Problem statement:
Which lines in the material below contain the word "含安全设施及特种设备"? Copy each of them.
— START Extracted data —
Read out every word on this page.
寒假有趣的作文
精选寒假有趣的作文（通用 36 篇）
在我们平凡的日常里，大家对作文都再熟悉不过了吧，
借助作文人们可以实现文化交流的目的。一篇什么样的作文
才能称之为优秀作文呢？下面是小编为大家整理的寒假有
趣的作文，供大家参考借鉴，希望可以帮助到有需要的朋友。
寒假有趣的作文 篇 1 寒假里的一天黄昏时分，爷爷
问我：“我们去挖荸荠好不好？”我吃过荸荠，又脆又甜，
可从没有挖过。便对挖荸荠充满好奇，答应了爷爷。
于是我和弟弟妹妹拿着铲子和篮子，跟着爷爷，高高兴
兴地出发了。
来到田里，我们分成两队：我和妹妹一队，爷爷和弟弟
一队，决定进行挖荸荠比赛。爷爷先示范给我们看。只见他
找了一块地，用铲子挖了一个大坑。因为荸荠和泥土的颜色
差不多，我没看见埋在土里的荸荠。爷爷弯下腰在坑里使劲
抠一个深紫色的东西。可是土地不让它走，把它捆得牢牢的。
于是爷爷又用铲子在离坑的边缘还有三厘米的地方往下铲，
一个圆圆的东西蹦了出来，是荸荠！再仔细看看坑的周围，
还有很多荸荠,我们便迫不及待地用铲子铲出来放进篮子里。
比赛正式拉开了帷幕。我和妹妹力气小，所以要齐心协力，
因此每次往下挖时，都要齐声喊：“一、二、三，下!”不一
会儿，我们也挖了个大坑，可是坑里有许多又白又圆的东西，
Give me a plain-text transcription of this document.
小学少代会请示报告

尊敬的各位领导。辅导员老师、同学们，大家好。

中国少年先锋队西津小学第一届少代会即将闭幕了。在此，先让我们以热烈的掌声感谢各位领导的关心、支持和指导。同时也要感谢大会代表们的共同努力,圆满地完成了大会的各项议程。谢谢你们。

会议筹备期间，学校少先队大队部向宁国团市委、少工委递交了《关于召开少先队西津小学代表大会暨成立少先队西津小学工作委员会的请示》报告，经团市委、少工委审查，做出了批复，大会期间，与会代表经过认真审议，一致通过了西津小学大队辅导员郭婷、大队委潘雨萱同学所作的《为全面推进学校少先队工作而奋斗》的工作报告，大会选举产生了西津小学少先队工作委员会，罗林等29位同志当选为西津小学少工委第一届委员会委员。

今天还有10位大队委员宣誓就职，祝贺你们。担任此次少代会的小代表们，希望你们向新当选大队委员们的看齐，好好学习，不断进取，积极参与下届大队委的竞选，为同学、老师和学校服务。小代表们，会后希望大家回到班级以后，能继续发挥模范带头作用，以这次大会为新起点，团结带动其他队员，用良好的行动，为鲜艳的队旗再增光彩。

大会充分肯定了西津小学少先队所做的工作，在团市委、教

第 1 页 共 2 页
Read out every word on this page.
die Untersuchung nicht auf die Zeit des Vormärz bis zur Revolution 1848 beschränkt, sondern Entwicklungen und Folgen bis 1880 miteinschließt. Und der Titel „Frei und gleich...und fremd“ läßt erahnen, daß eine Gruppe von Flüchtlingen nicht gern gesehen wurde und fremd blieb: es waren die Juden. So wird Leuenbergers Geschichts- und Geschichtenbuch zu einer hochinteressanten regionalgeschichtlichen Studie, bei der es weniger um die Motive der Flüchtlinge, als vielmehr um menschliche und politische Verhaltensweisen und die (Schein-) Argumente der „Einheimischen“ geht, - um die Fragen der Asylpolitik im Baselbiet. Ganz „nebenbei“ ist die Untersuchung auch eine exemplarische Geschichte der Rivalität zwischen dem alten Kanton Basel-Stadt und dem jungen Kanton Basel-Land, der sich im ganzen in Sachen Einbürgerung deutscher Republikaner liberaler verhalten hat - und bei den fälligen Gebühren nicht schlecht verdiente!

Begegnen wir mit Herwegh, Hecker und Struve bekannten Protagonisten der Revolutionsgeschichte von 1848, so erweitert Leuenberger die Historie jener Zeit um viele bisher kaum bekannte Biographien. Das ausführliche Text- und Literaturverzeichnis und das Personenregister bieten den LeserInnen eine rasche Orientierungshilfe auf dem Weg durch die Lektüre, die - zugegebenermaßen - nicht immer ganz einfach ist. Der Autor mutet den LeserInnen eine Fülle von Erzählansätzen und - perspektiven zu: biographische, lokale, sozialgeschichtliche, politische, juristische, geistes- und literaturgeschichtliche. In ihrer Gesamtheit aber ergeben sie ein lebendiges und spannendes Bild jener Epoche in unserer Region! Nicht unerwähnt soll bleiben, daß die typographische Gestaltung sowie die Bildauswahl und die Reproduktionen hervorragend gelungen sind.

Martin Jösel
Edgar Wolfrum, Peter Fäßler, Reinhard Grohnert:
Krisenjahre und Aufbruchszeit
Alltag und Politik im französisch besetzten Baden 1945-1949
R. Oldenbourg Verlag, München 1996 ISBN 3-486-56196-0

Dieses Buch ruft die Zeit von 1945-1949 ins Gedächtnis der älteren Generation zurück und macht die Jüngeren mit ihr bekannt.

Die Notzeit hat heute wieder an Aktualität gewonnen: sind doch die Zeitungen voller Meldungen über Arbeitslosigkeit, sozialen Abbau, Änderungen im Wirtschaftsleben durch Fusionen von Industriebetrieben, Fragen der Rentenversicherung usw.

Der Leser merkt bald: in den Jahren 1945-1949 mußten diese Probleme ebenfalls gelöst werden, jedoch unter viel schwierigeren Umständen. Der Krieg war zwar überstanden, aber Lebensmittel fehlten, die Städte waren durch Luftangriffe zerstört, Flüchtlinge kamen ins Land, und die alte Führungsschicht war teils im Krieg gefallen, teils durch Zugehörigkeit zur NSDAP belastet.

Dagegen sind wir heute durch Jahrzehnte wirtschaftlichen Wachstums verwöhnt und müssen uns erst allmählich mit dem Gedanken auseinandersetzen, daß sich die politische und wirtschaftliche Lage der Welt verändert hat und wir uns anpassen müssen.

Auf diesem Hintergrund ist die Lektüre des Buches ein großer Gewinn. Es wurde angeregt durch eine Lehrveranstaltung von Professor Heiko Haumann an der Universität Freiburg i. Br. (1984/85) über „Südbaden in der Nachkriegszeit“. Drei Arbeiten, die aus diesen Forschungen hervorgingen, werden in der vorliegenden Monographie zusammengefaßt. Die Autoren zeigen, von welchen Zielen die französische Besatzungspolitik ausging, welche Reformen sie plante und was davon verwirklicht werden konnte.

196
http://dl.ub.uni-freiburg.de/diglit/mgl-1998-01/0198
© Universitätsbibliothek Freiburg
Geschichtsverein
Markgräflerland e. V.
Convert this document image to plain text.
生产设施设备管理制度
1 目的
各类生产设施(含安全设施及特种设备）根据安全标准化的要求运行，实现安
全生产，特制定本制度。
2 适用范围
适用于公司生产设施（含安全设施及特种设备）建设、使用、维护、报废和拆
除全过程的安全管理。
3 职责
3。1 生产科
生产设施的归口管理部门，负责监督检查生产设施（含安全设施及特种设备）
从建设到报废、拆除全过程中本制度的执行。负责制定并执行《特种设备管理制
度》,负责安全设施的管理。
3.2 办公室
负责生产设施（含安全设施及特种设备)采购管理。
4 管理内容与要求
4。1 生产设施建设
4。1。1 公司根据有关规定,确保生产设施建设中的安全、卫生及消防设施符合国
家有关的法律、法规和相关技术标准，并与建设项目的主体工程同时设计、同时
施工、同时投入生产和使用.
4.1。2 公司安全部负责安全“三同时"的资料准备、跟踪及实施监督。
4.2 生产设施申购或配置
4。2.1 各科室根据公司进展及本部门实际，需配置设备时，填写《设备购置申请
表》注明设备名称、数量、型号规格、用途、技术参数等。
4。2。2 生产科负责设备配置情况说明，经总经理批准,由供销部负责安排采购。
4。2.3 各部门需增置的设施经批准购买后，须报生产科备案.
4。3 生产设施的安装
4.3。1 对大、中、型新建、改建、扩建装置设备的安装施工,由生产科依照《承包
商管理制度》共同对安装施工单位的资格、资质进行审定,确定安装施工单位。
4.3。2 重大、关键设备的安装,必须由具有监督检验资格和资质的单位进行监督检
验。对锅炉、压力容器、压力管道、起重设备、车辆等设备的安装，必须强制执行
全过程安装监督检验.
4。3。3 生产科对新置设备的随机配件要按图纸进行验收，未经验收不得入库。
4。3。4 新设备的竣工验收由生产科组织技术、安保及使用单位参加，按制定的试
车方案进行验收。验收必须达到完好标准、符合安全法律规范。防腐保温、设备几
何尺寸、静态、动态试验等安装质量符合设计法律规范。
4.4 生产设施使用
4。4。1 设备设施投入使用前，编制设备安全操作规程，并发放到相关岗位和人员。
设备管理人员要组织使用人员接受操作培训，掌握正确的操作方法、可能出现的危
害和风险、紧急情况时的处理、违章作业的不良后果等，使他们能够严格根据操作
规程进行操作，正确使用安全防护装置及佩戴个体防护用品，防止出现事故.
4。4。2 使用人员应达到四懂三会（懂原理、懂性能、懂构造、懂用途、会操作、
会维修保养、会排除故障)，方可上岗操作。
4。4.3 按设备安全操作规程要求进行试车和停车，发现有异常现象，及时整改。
— END Extracted data —
Solution to this exercise:
各类生产设施(含安全设施及特种设备）根据安全标准化的要求运行，实现安
适用于公司生产设施（含安全设施及特种设备）建设、使用、维护、报废和拆
生产设施的归口管理部门，负责监督检查生产设施（含安全设施及特种设备）
负责生产设施（含安全设施及特种设备)采购管理。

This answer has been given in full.